Written instruction
Set down every entry again word for word, please, but skip the pictures.

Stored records
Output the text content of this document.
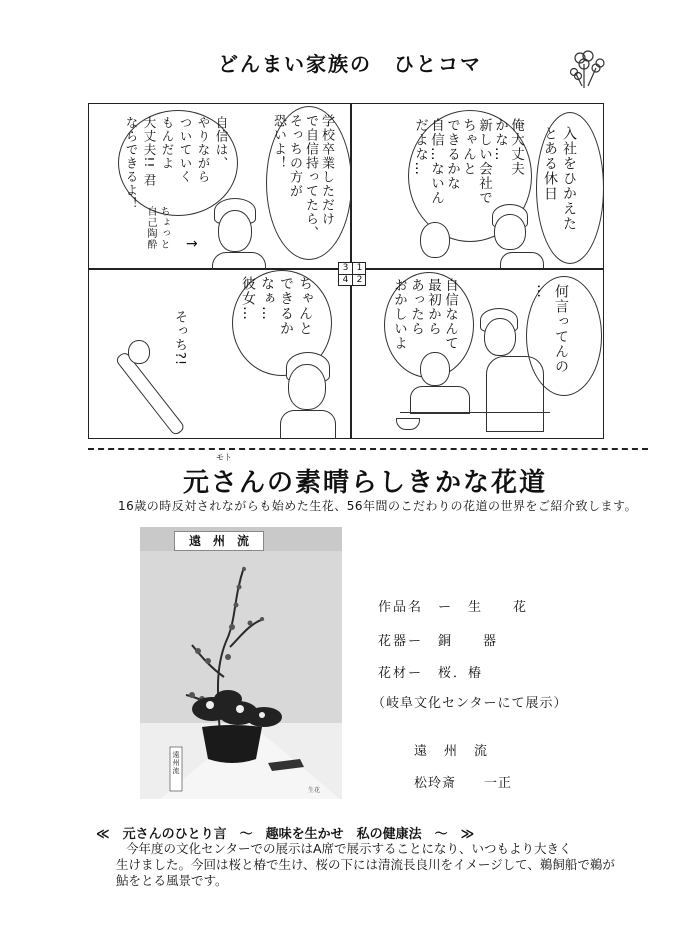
どんまい家族の　ひとコマ
3 1
4 2
入社をひかえた
とある休日
俺大丈夫
かな…
新しい会社で
ちゃんと
できるかな
自信…ないん
だよな…
学校卒業しただけ
で自信持ってたら、
そっちの方が
恐いよ！
自信は、
やりながら
ついていく
もんだよ
大丈夫!! 君
ならできるよ！
ちょっと
自己陶酔	→
何言ってんの
…
自信なんて
最初から
あったら
おかしいよ
ちゃんと
できるか
なぁ…
彼女…
そっち?!
モト
元さんの素晴らしきかな花道
16歳の時反対されながらも始めた生花、56年間のこだわりの花道の世界をご紹介致します。
遠　州　流
遠州流
生花
作品名　ー　生　　花
花器ー　銅　　器
花材ー　桜．椿
（岐阜文化センターにて展示）
遠　州　流
松玲斎　　一正
≪　元さんのひとり言　～　趣味を生かせ　私の健康法　～　≫
今年度の文化センターでの展示はA席で展示することになり、いつもより大きく
生けました。今回は桜と椿で生け、桜の下には清流長良川をイメージして、鵜飼船で鵜が
鮎をとる風景です。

The response
Output the text content of this document.
どんまい家族の　ひとコマ
3 1
4 2
入社をひかえた
とある休日
俺大丈夫
かな…
新しい会社で
ちゃんと
できるかな
自信…ないん
だよな…
学校卒業しただけ
で自信持ってたら、
そっちの方が
恐いよ！
自信は、
やりながら
ついていく
もんだよ
大丈夫!! 君
ならできるよ！
ちょっと
自己陶酔	→
何言ってんの
…
自信なんて
最初から
あったら
おかしいよ
ちゃんと
できるか
なぁ…
彼女…
そっち?!
モト
元さんの素晴らしきかな花道
16歳の時反対されながらも始めた生花、56年間のこだわりの花道の世界をご紹介致します。
遠　州　流
遠州流
生花
作品名　ー　生　　花
花器ー　銅　　器
花材ー　桜．椿
（岐阜文化センターにて展示）
遠　州　流
松玲斎　　一正
≪　元さんのひとり言　～　趣味を生かせ　私の健康法　～　≫
今年度の文化センターでの展示はA席で展示することになり、いつもより大きく
生けました。今回は桜と椿で生け、桜の下には清流長良川をイメージして、鵜飼船で鵜が
鮎をとる風景です。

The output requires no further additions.